-- START RECORDS SHOWN --

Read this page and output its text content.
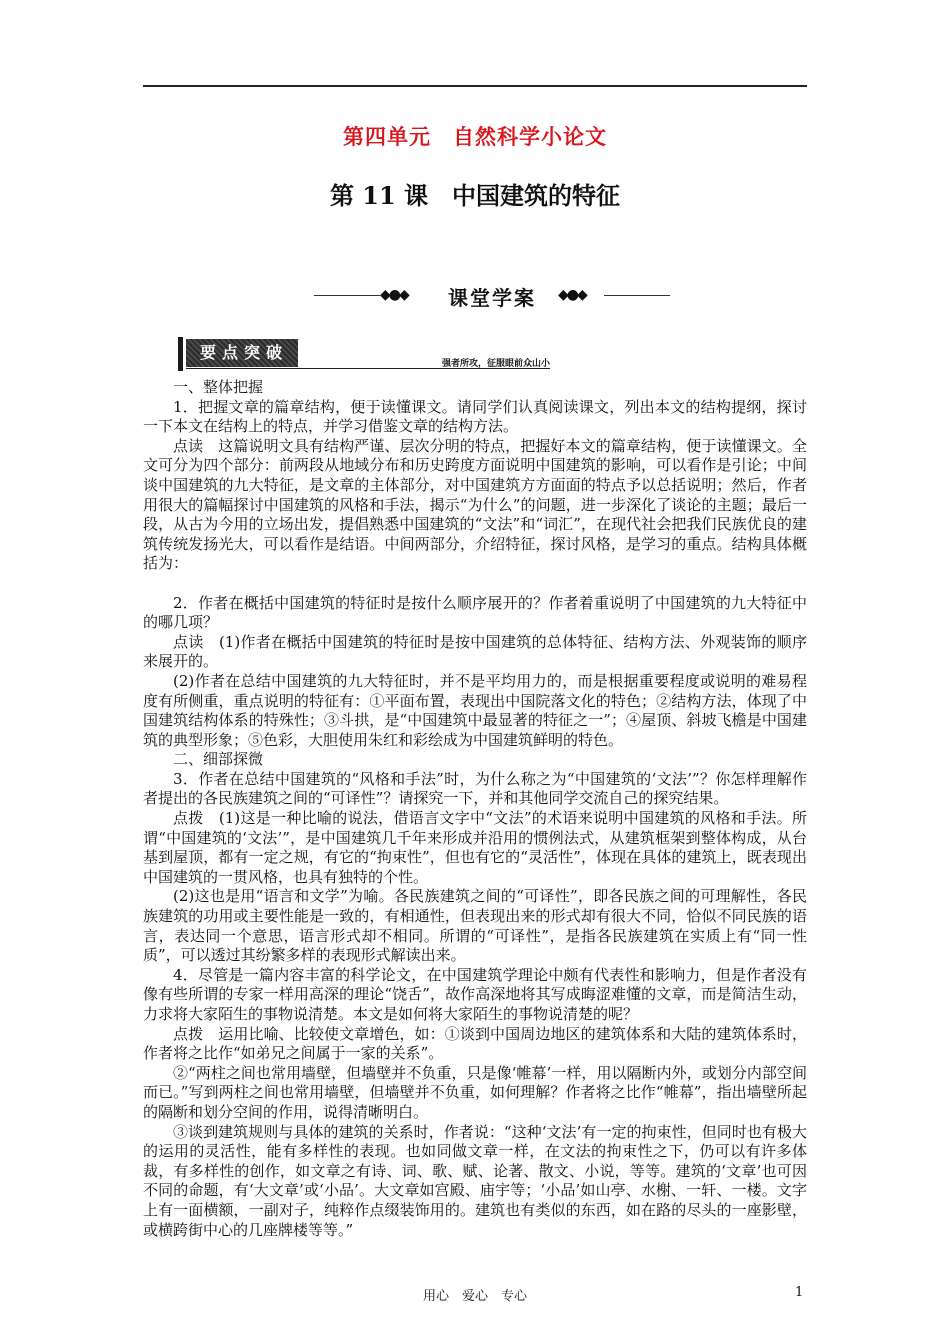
第四单元　自然科学小论文
第 11 课　中国建筑的特征
◆●◆	课堂学案	◆●◆
要点突破
强者所攻，征服眼前众山小

一、整体把握

1．把握文章的篇章结构，便于读懂课文。请同学们认真阅读课文，列出本文的结构提纲，探讨一下本文在结构上的特点，并学习借鉴文章的结构方法。

点读　这篇说明文具有结构严谨、层次分明的特点，把握好本文的篇章结构，便于读懂课文。全文可分为四个部分：前两段从地域分布和历史跨度方面说明中国建筑的影响，可以看作是引论；中间谈中国建筑的九大特征，是文章的主体部分，对中国建筑方方面面的特点予以总括说明；然后，作者用很大的篇幅探讨中国建筑的风格和手法，揭示“为什么”的问题，进一步深化了谈论的主题；最后一段，从古为今用的立场出发，提倡熟悉中国建筑的“文法”和“词汇”，在现代社会把我们民族优良的建筑传统发扬光大，可以看作是结语。中间两部分，介绍特征，探讨风格，是学习的重点。结构具体概括为：

2．作者在概括中国建筑的特征时是按什么顺序展开的？作者着重说明了中国建筑的九大特征中的哪几项？

点读　(1)作者在概括中国建筑的特征时是按中国建筑的总体特征、结构方法、外观装饰的顺序来展开的。

(2)作者在总结中国建筑的九大特征时，并不是平均用力的，而是根据重要程度或说明的难易程度有所侧重，重点说明的特征有：①平面布置，表现出中国院落文化的特色；②结构方法，体现了中国建筑结构体系的特殊性；③斗拱，是“中国建筑中最显著的特征之一”；④屋顶、斜坡飞檐是中国建筑的典型形象；⑤色彩，大胆使用朱红和彩绘成为中国建筑鲜明的特色。

二、细部探微

3．作者在总结中国建筑的“风格和手法”时，为什么称之为“中国建筑的‘文法’”？你怎样理解作者提出的各民族建筑之间的“可译性”？请探究一下，并和其他同学交流自己的探究结果。

点拨　(1)这是一种比喻的说法，借语言文字中“文法”的术语来说明中国建筑的风格和手法。所谓“中国建筑的‘文法’”，是中国建筑几千年来形成并沿用的惯例法式，从建筑框架到整体构成，从台基到屋顶，都有一定之规，有它的“拘束性”，但也有它的“灵活性”，体现在具体的建筑上，既表现出中国建筑的一贯风格，也具有独特的个性。

(2)这也是用“语言和文学”为喻。各民族建筑之间的“可译性”，即各民族之间的可理解性，各民族建筑的功用或主要性能是一致的，有相通性，但表现出来的形式却有很大不同，恰似不同民族的语言，表达同一个意思，语言形式却不相同。所谓的“可译性”，是指各民族建筑在实质上有“同一性质”，可以透过其纷繁多样的表现形式解读出来。

4．尽管是一篇内容丰富的科学论文，在中国建筑学理论中颇有代表性和影响力，但是作者没有像有些所谓的专家一样用高深的理论“饶舌”，故作高深地将其写成晦涩难懂的文章，而是简洁生动，力求将大家陌生的事物说清楚。本文是如何将大家陌生的事物说清楚的呢？

点拨　运用比喻、比较使文章增色，如：①谈到中国周边地区的建筑体系和大陆的建筑体系时，作者将之比作“如弟兄之间属于一家的关系”。

②“两柱之间也常用墙壁，但墙壁并不负重，只是像‘帷幕’一样，用以隔断内外，或划分内部空间而已。”写到两柱之间也常用墙壁，但墙壁并不负重，如何理解？作者将之比作“帷幕”，指出墙壁所起的隔断和划分空间的作用，说得清晰明白。

③谈到建筑规则与具体的建筑的关系时，作者说：“这种‘文法’有一定的拘束性，但同时也有极大的运用的灵活性，能有多样性的表现。也如同做文章一样，在文法的拘束性之下，仍可以有许多体裁，有多样性的创作，如文章之有诗、词、歌、赋、论著、散文、小说，等等。建筑的‘文章’也可因不同的命题，有‘大文章’或‘小品’。大文章如宫殿、庙宇等；‘小品’如山亭、水榭、一轩、一楼。文字上有一面横额，一副对子，纯粹作点缀装饰用的。建筑也有类似的东西，如在路的尽头的一座影壁，或横跨街中心的几座牌楼等等。”

用心　爱心　专心	1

-- END RECORDS SHOWN --

**THE EXERCISE**
Quote the full listing above word for word; exclude every picture from the copy.

**WRITTEN RESPONSE**
Read this page and output its text content.
第四单元　自然科学小论文
第 11 课　中国建筑的特征
◆●◆	课堂学案	◆●◆
要点突破
强者所攻，征服眼前众山小

一、整体把握

1．把握文章的篇章结构，便于读懂课文。请同学们认真阅读课文，列出本文的结构提纲，探讨一下本文在结构上的特点，并学习借鉴文章的结构方法。

点读　这篇说明文具有结构严谨、层次分明的特点，把握好本文的篇章结构，便于读懂课文。全文可分为四个部分：前两段从地域分布和历史跨度方面说明中国建筑的影响，可以看作是引论；中间谈中国建筑的九大特征，是文章的主体部分，对中国建筑方方面面的特点予以总括说明；然后，作者用很大的篇幅探讨中国建筑的风格和手法，揭示“为什么”的问题，进一步深化了谈论的主题；最后一段，从古为今用的立场出发，提倡熟悉中国建筑的“文法”和“词汇”，在现代社会把我们民族优良的建筑传统发扬光大，可以看作是结语。中间两部分，介绍特征，探讨风格，是学习的重点。结构具体概括为：

2．作者在概括中国建筑的特征时是按什么顺序展开的？作者着重说明了中国建筑的九大特征中的哪几项？

点读　(1)作者在概括中国建筑的特征时是按中国建筑的总体特征、结构方法、外观装饰的顺序来展开的。

(2)作者在总结中国建筑的九大特征时，并不是平均用力的，而是根据重要程度或说明的难易程度有所侧重，重点说明的特征有：①平面布置，表现出中国院落文化的特色；②结构方法，体现了中国建筑结构体系的特殊性；③斗拱，是“中国建筑中最显著的特征之一”；④屋顶、斜坡飞檐是中国建筑的典型形象；⑤色彩，大胆使用朱红和彩绘成为中国建筑鲜明的特色。

二、细部探微

3．作者在总结中国建筑的“风格和手法”时，为什么称之为“中国建筑的‘文法’”？你怎样理解作者提出的各民族建筑之间的“可译性”？请探究一下，并和其他同学交流自己的探究结果。

点拨　(1)这是一种比喻的说法，借语言文字中“文法”的术语来说明中国建筑的风格和手法。所谓“中国建筑的‘文法’”，是中国建筑几千年来形成并沿用的惯例法式，从建筑框架到整体构成，从台基到屋顶，都有一定之规，有它的“拘束性”，但也有它的“灵活性”，体现在具体的建筑上，既表现出中国建筑的一贯风格，也具有独特的个性。

(2)这也是用“语言和文学”为喻。各民族建筑之间的“可译性”，即各民族之间的可理解性，各民族建筑的功用或主要性能是一致的，有相通性，但表现出来的形式却有很大不同，恰似不同民族的语言，表达同一个意思，语言形式却不相同。所谓的“可译性”，是指各民族建筑在实质上有“同一性质”，可以透过其纷繁多样的表现形式解读出来。

4．尽管是一篇内容丰富的科学论文，在中国建筑学理论中颇有代表性和影响力，但是作者没有像有些所谓的专家一样用高深的理论“饶舌”，故作高深地将其写成晦涩难懂的文章，而是简洁生动，力求将大家陌生的事物说清楚。本文是如何将大家陌生的事物说清楚的呢？

点拨　运用比喻、比较使文章增色，如：①谈到中国周边地区的建筑体系和大陆的建筑体系时，作者将之比作“如弟兄之间属于一家的关系”。

②“两柱之间也常用墙壁，但墙壁并不负重，只是像‘帷幕’一样，用以隔断内外，或划分内部空间而已。”写到两柱之间也常用墙壁，但墙壁并不负重，如何理解？作者将之比作“帷幕”，指出墙壁所起的隔断和划分空间的作用，说得清晰明白。

③谈到建筑规则与具体的建筑的关系时，作者说：“这种‘文法’有一定的拘束性，但同时也有极大的运用的灵活性，能有多样性的表现。也如同做文章一样，在文法的拘束性之下，仍可以有许多体裁，有多样性的创作，如文章之有诗、词、歌、赋、论著、散文、小说，等等。建筑的‘文章’也可因不同的命题，有‘大文章’或‘小品’。大文章如宫殿、庙宇等；‘小品’如山亭、水榭、一轩、一楼。文字上有一面横额，一副对子，纯粹作点缀装饰用的。建筑也有类似的东西，如在路的尽头的一座影壁，或横跨街中心的几座牌楼等等。”

用心　爱心　专心	1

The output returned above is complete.